GIVEN PROBLEM
Please transcribe the data that follows without the pictures, keeping every word the same.

[START DATASET RECORDS]

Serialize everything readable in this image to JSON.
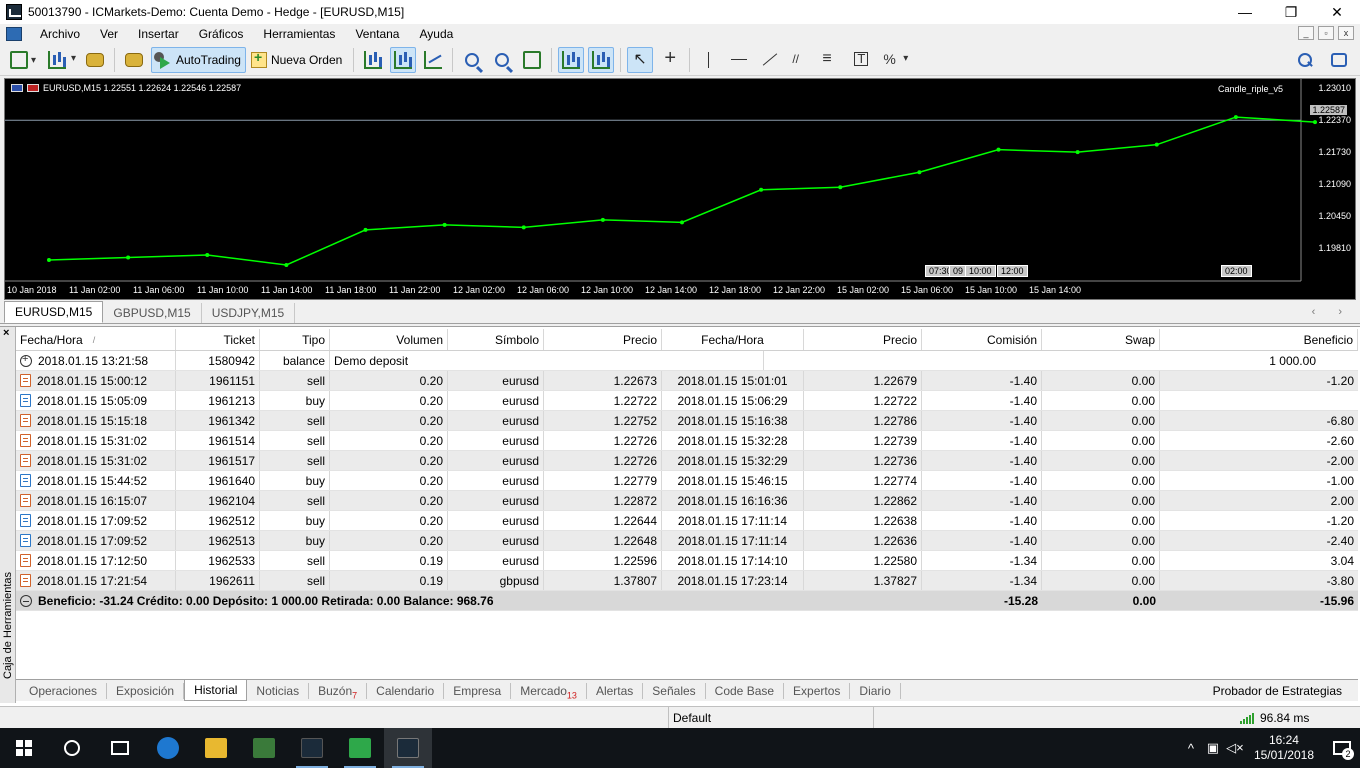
{
  "window": {
    "title": "50013790 - ICMarkets-Demo: Cuenta Demo - Hedge - [EURUSD,M15]",
    "minimize": "—",
    "maximize": "❐",
    "close": "✕"
  },
  "menu": [
    "Archivo",
    "Ver",
    "Insertar",
    "Gráficos",
    "Herramientas",
    "Ventana",
    "Ayuda"
  ],
  "toolbar": {
    "autotrading_label": "AutoTrading",
    "new_order_label": "Nueva Orden"
  },
  "chart": {
    "header": "EURUSD,M15  1.22551 1.22624 1.22546 1.22587",
    "indicator": "Candle_riple_v5",
    "current_price": "1.22587",
    "price_labels": [
      "1.23010",
      "1.22370",
      "1.21730",
      "1.21090",
      "1.20450",
      "1.19810"
    ],
    "time_labels": [
      "10 Jan 2018",
      "11 Jan 02:00",
      "11 Jan 06:00",
      "11 Jan 10:00",
      "11 Jan 14:00",
      "11 Jan 18:00",
      "11 Jan 22:00",
      "12 Jan 02:00",
      "12 Jan 06:00",
      "12 Jan 10:00",
      "12 Jan 14:00",
      "12 Jan 18:00",
      "12 Jan 22:00",
      "15 Jan 02:00",
      "15 Jan 06:00",
      "15 Jan 10:00",
      "15 Jan 14:00"
    ],
    "time_boxes": [
      "07:30",
      "09",
      "10:00",
      "12:00",
      "02:00"
    ],
    "colors": {
      "background": "#000000",
      "candles": "#00ff00"
    }
  },
  "chart_data": {
    "type": "line",
    "title": "EURUSD,M15",
    "xlabel": "",
    "ylabel": "",
    "ylim": [
      1.195,
      1.2325
    ],
    "x": [
      "10 Jan 2018",
      "11 Jan 02:00",
      "11 Jan 06:00",
      "11 Jan 10:00",
      "11 Jan 14:00",
      "11 Jan 18:00",
      "11 Jan 22:00",
      "12 Jan 02:00",
      "12 Jan 06:00",
      "12 Jan 10:00",
      "12 Jan 14:00",
      "12 Jan 18:00",
      "12 Jan 22:00",
      "15 Jan 02:00",
      "15 Jan 06:00",
      "15 Jan 10:00",
      "15 Jan 14:00"
    ],
    "series": [
      {
        "values": [
          1.198,
          1.1985,
          1.199,
          1.197,
          1.204,
          1.205,
          1.2045,
          1.206,
          1.2055,
          1.212,
          1.2125,
          1.2155,
          1.22,
          1.2195,
          1.221,
          1.2265,
          1.2255
        ]
      }
    ],
    "grid": false
  },
  "chart_tabs": [
    "EURUSD,M15",
    "GBPUSD,M15",
    "USDJPY,M15"
  ],
  "table": {
    "columns": [
      "Fecha/Hora",
      "Ticket",
      "Tipo",
      "Volumen",
      "Símbolo",
      "Precio",
      "Fecha/Hora",
      "Precio",
      "Comisión",
      "Swap",
      "Beneficio"
    ],
    "deposit_row": [
      "2018.01.15 13:21:58",
      "1580942",
      "balance",
      "Demo deposit",
      "",
      "",
      "",
      "",
      "",
      "",
      "1 000.00"
    ],
    "rows": [
      [
        "2018.01.15 15:00:12",
        "1961151",
        "sell",
        "0.20",
        "eurusd",
        "1.22673",
        "2018.01.15 15:01:01",
        "1.22679",
        "-1.40",
        "0.00",
        "-1.20"
      ],
      [
        "2018.01.15 15:05:09",
        "1961213",
        "buy",
        "0.20",
        "eurusd",
        "1.22722",
        "2018.01.15 15:06:29",
        "1.22722",
        "-1.40",
        "0.00",
        ""
      ],
      [
        "2018.01.15 15:15:18",
        "1961342",
        "sell",
        "0.20",
        "eurusd",
        "1.22752",
        "2018.01.15 15:16:38",
        "1.22786",
        "-1.40",
        "0.00",
        "-6.80"
      ],
      [
        "2018.01.15 15:31:02",
        "1961514",
        "sell",
        "0.20",
        "eurusd",
        "1.22726",
        "2018.01.15 15:32:28",
        "1.22739",
        "-1.40",
        "0.00",
        "-2.60"
      ],
      [
        "2018.01.15 15:31:02",
        "1961517",
        "sell",
        "0.20",
        "eurusd",
        "1.22726",
        "2018.01.15 15:32:29",
        "1.22736",
        "-1.40",
        "0.00",
        "-2.00"
      ],
      [
        "2018.01.15 15:44:52",
        "1961640",
        "buy",
        "0.20",
        "eurusd",
        "1.22779",
        "2018.01.15 15:46:15",
        "1.22774",
        "-1.40",
        "0.00",
        "-1.00"
      ],
      [
        "2018.01.15 16:15:07",
        "1962104",
        "sell",
        "0.20",
        "eurusd",
        "1.22872",
        "2018.01.15 16:16:36",
        "1.22862",
        "-1.40",
        "0.00",
        "2.00"
      ],
      [
        "2018.01.15 17:09:52",
        "1962512",
        "buy",
        "0.20",
        "eurusd",
        "1.22644",
        "2018.01.15 17:11:14",
        "1.22638",
        "-1.40",
        "0.00",
        "-1.20"
      ],
      [
        "2018.01.15 17:09:52",
        "1962513",
        "buy",
        "0.20",
        "eurusd",
        "1.22648",
        "2018.01.15 17:11:14",
        "1.22636",
        "-1.40",
        "0.00",
        "-2.40"
      ],
      [
        "2018.01.15 17:12:50",
        "1962533",
        "sell",
        "0.19",
        "eurusd",
        "1.22596",
        "2018.01.15 17:14:10",
        "1.22580",
        "-1.34",
        "0.00",
        "3.04"
      ],
      [
        "2018.01.15 17:21:54",
        "1962611",
        "sell",
        "0.19",
        "gbpusd",
        "1.37807",
        "2018.01.15 17:23:14",
        "1.37827",
        "-1.34",
        "0.00",
        "-3.80"
      ]
    ],
    "summary": {
      "text": "Beneficio: -31.24  Crédito: 0.00  Depósito: 1 000.00  Retirada: 0.00  Balance: 968.76",
      "commission": "-15.28",
      "swap": "0.00",
      "profit": "-15.96"
    }
  },
  "toolbox": {
    "vertical_label": "Caja de Herramientas",
    "close": "×"
  },
  "bottom_tabs": [
    {
      "label": "Operaciones",
      "badge": ""
    },
    {
      "label": "Exposición",
      "badge": ""
    },
    {
      "label": "Historial",
      "badge": ""
    },
    {
      "label": "Noticias",
      "badge": ""
    },
    {
      "label": "Buzón",
      "badge": "7"
    },
    {
      "label": "Calendario",
      "badge": ""
    },
    {
      "label": "Empresa",
      "badge": ""
    },
    {
      "label": "Mercado",
      "badge": "13"
    },
    {
      "label": "Alertas",
      "badge": ""
    },
    {
      "label": "Señales",
      "badge": ""
    },
    {
      "label": "Code Base",
      "badge": ""
    },
    {
      "label": "Expertos",
      "badge": ""
    },
    {
      "label": "Diario",
      "badge": ""
    }
  ],
  "strategy_tester": "Probador de Estrategias",
  "status": {
    "profile": "Default",
    "ping": "96.84 ms"
  },
  "taskbar": {
    "time": "16:24",
    "date": "15/01/2018",
    "notifications": "2"
  }
}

[END DATASET RECORDS]

RESULT OF THIS EXERCISE
Serialize everything readable in this image to JSON.
{
  "window": {
    "title": "50013790 - ICMarkets-Demo: Cuenta Demo - Hedge - [EURUSD,M15]",
    "minimize": "—",
    "maximize": "❐",
    "close": "✕"
  },
  "menu": [
    "Archivo",
    "Ver",
    "Insertar",
    "Gráficos",
    "Herramientas",
    "Ventana",
    "Ayuda"
  ],
  "toolbar": {
    "autotrading_label": "AutoTrading",
    "new_order_label": "Nueva Orden"
  },
  "chart": {
    "header": "EURUSD,M15  1.22551 1.22624 1.22546 1.22587",
    "indicator": "Candle_riple_v5",
    "current_price": "1.22587",
    "price_labels": [
      "1.23010",
      "1.22370",
      "1.21730",
      "1.21090",
      "1.20450",
      "1.19810"
    ],
    "time_labels": [
      "10 Jan 2018",
      "11 Jan 02:00",
      "11 Jan 06:00",
      "11 Jan 10:00",
      "11 Jan 14:00",
      "11 Jan 18:00",
      "11 Jan 22:00",
      "12 Jan 02:00",
      "12 Jan 06:00",
      "12 Jan 10:00",
      "12 Jan 14:00",
      "12 Jan 18:00",
      "12 Jan 22:00",
      "15 Jan 02:00",
      "15 Jan 06:00",
      "15 Jan 10:00",
      "15 Jan 14:00"
    ],
    "time_boxes": [
      "07:30",
      "09",
      "10:00",
      "12:00",
      "02:00"
    ],
    "colors": {
      "background": "#000000",
      "candles": "#00ff00"
    }
  },
  "chart_data": {
    "type": "line",
    "title": "EURUSD,M15",
    "xlabel": "",
    "ylabel": "",
    "ylim": [
      1.195,
      1.2325
    ],
    "x": [
      "10 Jan 2018",
      "11 Jan 02:00",
      "11 Jan 06:00",
      "11 Jan 10:00",
      "11 Jan 14:00",
      "11 Jan 18:00",
      "11 Jan 22:00",
      "12 Jan 02:00",
      "12 Jan 06:00",
      "12 Jan 10:00",
      "12 Jan 14:00",
      "12 Jan 18:00",
      "12 Jan 22:00",
      "15 Jan 02:00",
      "15 Jan 06:00",
      "15 Jan 10:00",
      "15 Jan 14:00"
    ],
    "series": [
      {
        "values": [
          1.198,
          1.1985,
          1.199,
          1.197,
          1.204,
          1.205,
          1.2045,
          1.206,
          1.2055,
          1.212,
          1.2125,
          1.2155,
          1.22,
          1.2195,
          1.221,
          1.2265,
          1.2255
        ]
      }
    ],
    "grid": false
  },
  "chart_tabs": [
    "EURUSD,M15",
    "GBPUSD,M15",
    "USDJPY,M15"
  ],
  "table": {
    "columns": [
      "Fecha/Hora",
      "Ticket",
      "Tipo",
      "Volumen",
      "Símbolo",
      "Precio",
      "Fecha/Hora",
      "Precio",
      "Comisión",
      "Swap",
      "Beneficio"
    ],
    "deposit_row": [
      "2018.01.15 13:21:58",
      "1580942",
      "balance",
      "Demo deposit",
      "",
      "",
      "",
      "",
      "",
      "",
      "1 000.00"
    ],
    "rows": [
      [
        "2018.01.15 15:00:12",
        "1961151",
        "sell",
        "0.20",
        "eurusd",
        "1.22673",
        "2018.01.15 15:01:01",
        "1.22679",
        "-1.40",
        "0.00",
        "-1.20"
      ],
      [
        "2018.01.15 15:05:09",
        "1961213",
        "buy",
        "0.20",
        "eurusd",
        "1.22722",
        "2018.01.15 15:06:29",
        "1.22722",
        "-1.40",
        "0.00",
        ""
      ],
      [
        "2018.01.15 15:15:18",
        "1961342",
        "sell",
        "0.20",
        "eurusd",
        "1.22752",
        "2018.01.15 15:16:38",
        "1.22786",
        "-1.40",
        "0.00",
        "-6.80"
      ],
      [
        "2018.01.15 15:31:02",
        "1961514",
        "sell",
        "0.20",
        "eurusd",
        "1.22726",
        "2018.01.15 15:32:28",
        "1.22739",
        "-1.40",
        "0.00",
        "-2.60"
      ],
      [
        "2018.01.15 15:31:02",
        "1961517",
        "sell",
        "0.20",
        "eurusd",
        "1.22726",
        "2018.01.15 15:32:29",
        "1.22736",
        "-1.40",
        "0.00",
        "-2.00"
      ],
      [
        "2018.01.15 15:44:52",
        "1961640",
        "buy",
        "0.20",
        "eurusd",
        "1.22779",
        "2018.01.15 15:46:15",
        "1.22774",
        "-1.40",
        "0.00",
        "-1.00"
      ],
      [
        "2018.01.15 16:15:07",
        "1962104",
        "sell",
        "0.20",
        "eurusd",
        "1.22872",
        "2018.01.15 16:16:36",
        "1.22862",
        "-1.40",
        "0.00",
        "2.00"
      ],
      [
        "2018.01.15 17:09:52",
        "1962512",
        "buy",
        "0.20",
        "eurusd",
        "1.22644",
        "2018.01.15 17:11:14",
        "1.22638",
        "-1.40",
        "0.00",
        "-1.20"
      ],
      [
        "2018.01.15 17:09:52",
        "1962513",
        "buy",
        "0.20",
        "eurusd",
        "1.22648",
        "2018.01.15 17:11:14",
        "1.22636",
        "-1.40",
        "0.00",
        "-2.40"
      ],
      [
        "2018.01.15 17:12:50",
        "1962533",
        "sell",
        "0.19",
        "eurusd",
        "1.22596",
        "2018.01.15 17:14:10",
        "1.22580",
        "-1.34",
        "0.00",
        "3.04"
      ],
      [
        "2018.01.15 17:21:54",
        "1962611",
        "sell",
        "0.19",
        "gbpusd",
        "1.37807",
        "2018.01.15 17:23:14",
        "1.37827",
        "-1.34",
        "0.00",
        "-3.80"
      ]
    ],
    "summary": {
      "text": "Beneficio: -31.24  Crédito: 0.00  Depósito: 1 000.00  Retirada: 0.00  Balance: 968.76",
      "commission": "-15.28",
      "swap": "0.00",
      "profit": "-15.96"
    }
  },
  "toolbox": {
    "vertical_label": "Caja de Herramientas",
    "close": "×"
  },
  "bottom_tabs": [
    {
      "label": "Operaciones",
      "badge": ""
    },
    {
      "label": "Exposición",
      "badge": ""
    },
    {
      "label": "Historial",
      "badge": ""
    },
    {
      "label": "Noticias",
      "badge": ""
    },
    {
      "label": "Buzón",
      "badge": "7"
    },
    {
      "label": "Calendario",
      "badge": ""
    },
    {
      "label": "Empresa",
      "badge": ""
    },
    {
      "label": "Mercado",
      "badge": "13"
    },
    {
      "label": "Alertas",
      "badge": ""
    },
    {
      "label": "Señales",
      "badge": ""
    },
    {
      "label": "Code Base",
      "badge": ""
    },
    {
      "label": "Expertos",
      "badge": ""
    },
    {
      "label": "Diario",
      "badge": ""
    }
  ],
  "strategy_tester": "Probador de Estrategias",
  "status": {
    "profile": "Default",
    "ping": "96.84 ms"
  },
  "taskbar": {
    "time": "16:24",
    "date": "15/01/2018",
    "notifications": "2"
  }
}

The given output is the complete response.